(Items from a figure collection)
▬▬▬▬▬▬▬▬▬▬

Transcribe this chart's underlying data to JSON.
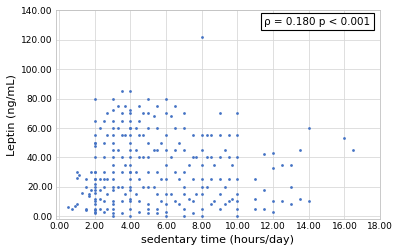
{
  "title": "",
  "xlabel": "sedentary time (hours/day)",
  "ylabel": "Leptin (ng/mL)",
  "xlim": [
    -0.2,
    18.0
  ],
  "ylim": [
    -2.0,
    140.0
  ],
  "xticks": [
    0.0,
    2.0,
    4.0,
    6.0,
    8.0,
    10.0,
    12.0,
    14.0,
    16.0,
    18.0
  ],
  "yticks": [
    0.0,
    20.0,
    40.0,
    60.0,
    80.0,
    100.0,
    120.0,
    140.0
  ],
  "annotation": "ρ = 0.180 p < 0.001",
  "dot_color": "#4472C4",
  "dot_size": 4,
  "background_color": "#ffffff",
  "grid_color": "#d9d9d9",
  "scatter_x": [
    0.5,
    0.7,
    0.9,
    1.0,
    1.0,
    1.0,
    1.1,
    1.3,
    1.5,
    1.5,
    1.5,
    1.5,
    1.7,
    1.7,
    1.8,
    1.8,
    2.0,
    2.0,
    2.0,
    2.0,
    2.0,
    2.0,
    2.0,
    2.0,
    2.0,
    2.0,
    2.0,
    2.0,
    2.0,
    2.0,
    2.0,
    2.0,
    2.0,
    2.0,
    2.0,
    2.0,
    2.0,
    2.0,
    2.3,
    2.3,
    2.3,
    2.3,
    2.3,
    2.5,
    2.5,
    2.5,
    2.5,
    2.5,
    2.5,
    2.5,
    2.5,
    2.7,
    2.7,
    2.7,
    2.7,
    2.7,
    3.0,
    3.0,
    3.0,
    3.0,
    3.0,
    3.0,
    3.0,
    3.0,
    3.0,
    3.0,
    3.0,
    3.0,
    3.0,
    3.0,
    3.0,
    3.0,
    3.0,
    3.0,
    3.3,
    3.3,
    3.3,
    3.3,
    3.5,
    3.5,
    3.5,
    3.5,
    3.5,
    3.5,
    3.5,
    3.5,
    3.5,
    3.7,
    3.7,
    3.7,
    3.7,
    4.0,
    4.0,
    4.0,
    4.0,
    4.0,
    4.0,
    4.0,
    4.0,
    4.0,
    4.0,
    4.0,
    4.0,
    4.0,
    4.0,
    4.0,
    4.0,
    4.0,
    4.0,
    4.0,
    4.0,
    4.3,
    4.3,
    4.3,
    4.3,
    4.5,
    4.5,
    4.5,
    4.5,
    4.5,
    4.5,
    4.5,
    4.7,
    4.7,
    4.7,
    4.7,
    5.0,
    5.0,
    5.0,
    5.0,
    5.0,
    5.0,
    5.0,
    5.0,
    5.0,
    5.0,
    5.3,
    5.3,
    5.3,
    5.5,
    5.5,
    5.5,
    5.5,
    5.5,
    5.5,
    5.5,
    5.7,
    5.7,
    5.7,
    6.0,
    6.0,
    6.0,
    6.0,
    6.0,
    6.0,
    6.0,
    6.0,
    6.0,
    6.0,
    6.3,
    6.3,
    6.3,
    6.5,
    6.5,
    6.5,
    6.5,
    6.5,
    6.7,
    6.7,
    6.7,
    7.0,
    7.0,
    7.0,
    7.0,
    7.0,
    7.0,
    7.0,
    7.0,
    7.3,
    7.3,
    7.5,
    7.5,
    7.5,
    7.5,
    7.5,
    7.7,
    7.7,
    8.0,
    8.0,
    8.0,
    8.0,
    8.0,
    8.0,
    8.0,
    8.0,
    8.0,
    8.3,
    8.3,
    8.3,
    8.5,
    8.5,
    8.5,
    8.5,
    8.7,
    8.7,
    9.0,
    9.0,
    9.0,
    9.0,
    9.0,
    9.0,
    9.3,
    9.3,
    9.3,
    9.5,
    9.5,
    9.5,
    9.5,
    9.7,
    9.7,
    10.0,
    10.0,
    10.0,
    10.0,
    10.0,
    10.0,
    10.0,
    10.0,
    11.0,
    11.0,
    11.0,
    11.5,
    11.5,
    11.5,
    12.0,
    12.0,
    12.0,
    12.0,
    12.5,
    12.5,
    13.0,
    13.0,
    13.0,
    13.5,
    13.5,
    14.0,
    14.0,
    16.0,
    16.5
  ],
  "scatter_y": [
    6,
    5,
    7,
    26,
    30,
    8,
    28,
    16,
    20,
    25,
    5,
    4,
    14,
    15,
    30,
    18,
    80,
    3,
    5,
    50,
    48,
    30,
    20,
    16,
    25,
    22,
    10,
    4,
    55,
    25,
    18,
    12,
    65,
    50,
    40,
    30,
    2,
    8,
    60,
    25,
    18,
    12,
    5,
    65,
    50,
    40,
    30,
    25,
    20,
    10,
    3,
    70,
    55,
    25,
    15,
    5,
    80,
    65,
    60,
    55,
    50,
    45,
    40,
    35,
    30,
    25,
    20,
    10,
    5,
    2,
    0,
    72,
    18,
    8,
    75,
    60,
    45,
    20,
    85,
    70,
    65,
    55,
    40,
    30,
    20,
    10,
    2,
    75,
    55,
    35,
    15,
    85,
    70,
    65,
    60,
    55,
    50,
    40,
    35,
    30,
    25,
    20,
    10,
    5,
    0,
    72,
    18,
    60,
    45,
    30,
    12,
    60,
    45,
    30,
    15,
    75,
    65,
    55,
    40,
    25,
    10,
    3,
    70,
    55,
    40,
    20,
    80,
    70,
    60,
    50,
    40,
    30,
    20,
    8,
    5,
    2,
    68,
    45,
    20,
    75,
    60,
    45,
    30,
    15,
    5,
    2,
    50,
    25,
    10,
    80,
    70,
    55,
    45,
    35,
    25,
    15,
    8,
    3,
    0,
    68,
    40,
    15,
    75,
    60,
    45,
    30,
    10,
    50,
    25,
    8,
    70,
    60,
    45,
    30,
    20,
    15,
    5,
    0,
    35,
    12,
    55,
    40,
    25,
    10,
    2,
    40,
    15,
    122,
    55,
    45,
    35,
    25,
    20,
    15,
    5,
    0,
    55,
    40,
    20,
    55,
    40,
    25,
    8,
    35,
    10,
    70,
    55,
    40,
    25,
    15,
    5,
    45,
    20,
    8,
    55,
    40,
    25,
    10,
    35,
    12,
    70,
    55,
    40,
    25,
    15,
    10,
    5,
    0,
    25,
    12,
    5,
    42,
    18,
    5,
    33,
    43,
    10,
    3,
    35,
    10,
    35,
    20,
    8,
    45,
    12,
    60,
    10,
    53,
    45
  ]
}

▬▬▬▬▬▬▬▬▬▬

**What to work on:** Copy the records above exactly. The pictures are not part of the copy.

**Exercise answer:**
Transcribe this chart's underlying data to JSON.
{
  "title": "",
  "xlabel": "sedentary time (hours/day)",
  "ylabel": "Leptin (ng/mL)",
  "xlim": [
    -0.2,
    18.0
  ],
  "ylim": [
    -2.0,
    140.0
  ],
  "xticks": [
    0.0,
    2.0,
    4.0,
    6.0,
    8.0,
    10.0,
    12.0,
    14.0,
    16.0,
    18.0
  ],
  "yticks": [
    0.0,
    20.0,
    40.0,
    60.0,
    80.0,
    100.0,
    120.0,
    140.0
  ],
  "annotation": "ρ = 0.180 p < 0.001",
  "dot_color": "#4472C4",
  "dot_size": 4,
  "background_color": "#ffffff",
  "grid_color": "#d9d9d9",
  "scatter_x": [
    0.5,
    0.7,
    0.9,
    1.0,
    1.0,
    1.0,
    1.1,
    1.3,
    1.5,
    1.5,
    1.5,
    1.5,
    1.7,
    1.7,
    1.8,
    1.8,
    2.0,
    2.0,
    2.0,
    2.0,
    2.0,
    2.0,
    2.0,
    2.0,
    2.0,
    2.0,
    2.0,
    2.0,
    2.0,
    2.0,
    2.0,
    2.0,
    2.0,
    2.0,
    2.0,
    2.0,
    2.0,
    2.0,
    2.3,
    2.3,
    2.3,
    2.3,
    2.3,
    2.5,
    2.5,
    2.5,
    2.5,
    2.5,
    2.5,
    2.5,
    2.5,
    2.7,
    2.7,
    2.7,
    2.7,
    2.7,
    3.0,
    3.0,
    3.0,
    3.0,
    3.0,
    3.0,
    3.0,
    3.0,
    3.0,
    3.0,
    3.0,
    3.0,
    3.0,
    3.0,
    3.0,
    3.0,
    3.0,
    3.0,
    3.3,
    3.3,
    3.3,
    3.3,
    3.5,
    3.5,
    3.5,
    3.5,
    3.5,
    3.5,
    3.5,
    3.5,
    3.5,
    3.7,
    3.7,
    3.7,
    3.7,
    4.0,
    4.0,
    4.0,
    4.0,
    4.0,
    4.0,
    4.0,
    4.0,
    4.0,
    4.0,
    4.0,
    4.0,
    4.0,
    4.0,
    4.0,
    4.0,
    4.0,
    4.0,
    4.0,
    4.0,
    4.3,
    4.3,
    4.3,
    4.3,
    4.5,
    4.5,
    4.5,
    4.5,
    4.5,
    4.5,
    4.5,
    4.7,
    4.7,
    4.7,
    4.7,
    5.0,
    5.0,
    5.0,
    5.0,
    5.0,
    5.0,
    5.0,
    5.0,
    5.0,
    5.0,
    5.3,
    5.3,
    5.3,
    5.5,
    5.5,
    5.5,
    5.5,
    5.5,
    5.5,
    5.5,
    5.7,
    5.7,
    5.7,
    6.0,
    6.0,
    6.0,
    6.0,
    6.0,
    6.0,
    6.0,
    6.0,
    6.0,
    6.0,
    6.3,
    6.3,
    6.3,
    6.5,
    6.5,
    6.5,
    6.5,
    6.5,
    6.7,
    6.7,
    6.7,
    7.0,
    7.0,
    7.0,
    7.0,
    7.0,
    7.0,
    7.0,
    7.0,
    7.3,
    7.3,
    7.5,
    7.5,
    7.5,
    7.5,
    7.5,
    7.7,
    7.7,
    8.0,
    8.0,
    8.0,
    8.0,
    8.0,
    8.0,
    8.0,
    8.0,
    8.0,
    8.3,
    8.3,
    8.3,
    8.5,
    8.5,
    8.5,
    8.5,
    8.7,
    8.7,
    9.0,
    9.0,
    9.0,
    9.0,
    9.0,
    9.0,
    9.3,
    9.3,
    9.3,
    9.5,
    9.5,
    9.5,
    9.5,
    9.7,
    9.7,
    10.0,
    10.0,
    10.0,
    10.0,
    10.0,
    10.0,
    10.0,
    10.0,
    11.0,
    11.0,
    11.0,
    11.5,
    11.5,
    11.5,
    12.0,
    12.0,
    12.0,
    12.0,
    12.5,
    12.5,
    13.0,
    13.0,
    13.0,
    13.5,
    13.5,
    14.0,
    14.0,
    16.0,
    16.5
  ],
  "scatter_y": [
    6,
    5,
    7,
    26,
    30,
    8,
    28,
    16,
    20,
    25,
    5,
    4,
    14,
    15,
    30,
    18,
    80,
    3,
    5,
    50,
    48,
    30,
    20,
    16,
    25,
    22,
    10,
    4,
    55,
    25,
    18,
    12,
    65,
    50,
    40,
    30,
    2,
    8,
    60,
    25,
    18,
    12,
    5,
    65,
    50,
    40,
    30,
    25,
    20,
    10,
    3,
    70,
    55,
    25,
    15,
    5,
    80,
    65,
    60,
    55,
    50,
    45,
    40,
    35,
    30,
    25,
    20,
    10,
    5,
    2,
    0,
    72,
    18,
    8,
    75,
    60,
    45,
    20,
    85,
    70,
    65,
    55,
    40,
    30,
    20,
    10,
    2,
    75,
    55,
    35,
    15,
    85,
    70,
    65,
    60,
    55,
    50,
    40,
    35,
    30,
    25,
    20,
    10,
    5,
    0,
    72,
    18,
    60,
    45,
    30,
    12,
    60,
    45,
    30,
    15,
    75,
    65,
    55,
    40,
    25,
    10,
    3,
    70,
    55,
    40,
    20,
    80,
    70,
    60,
    50,
    40,
    30,
    20,
    8,
    5,
    2,
    68,
    45,
    20,
    75,
    60,
    45,
    30,
    15,
    5,
    2,
    50,
    25,
    10,
    80,
    70,
    55,
    45,
    35,
    25,
    15,
    8,
    3,
    0,
    68,
    40,
    15,
    75,
    60,
    45,
    30,
    10,
    50,
    25,
    8,
    70,
    60,
    45,
    30,
    20,
    15,
    5,
    0,
    35,
    12,
    55,
    40,
    25,
    10,
    2,
    40,
    15,
    122,
    55,
    45,
    35,
    25,
    20,
    15,
    5,
    0,
    55,
    40,
    20,
    55,
    40,
    25,
    8,
    35,
    10,
    70,
    55,
    40,
    25,
    15,
    5,
    45,
    20,
    8,
    55,
    40,
    25,
    10,
    35,
    12,
    70,
    55,
    40,
    25,
    15,
    10,
    5,
    0,
    25,
    12,
    5,
    42,
    18,
    5,
    33,
    43,
    10,
    3,
    35,
    10,
    35,
    20,
    8,
    45,
    12,
    60,
    10,
    53,
    45
  ]
}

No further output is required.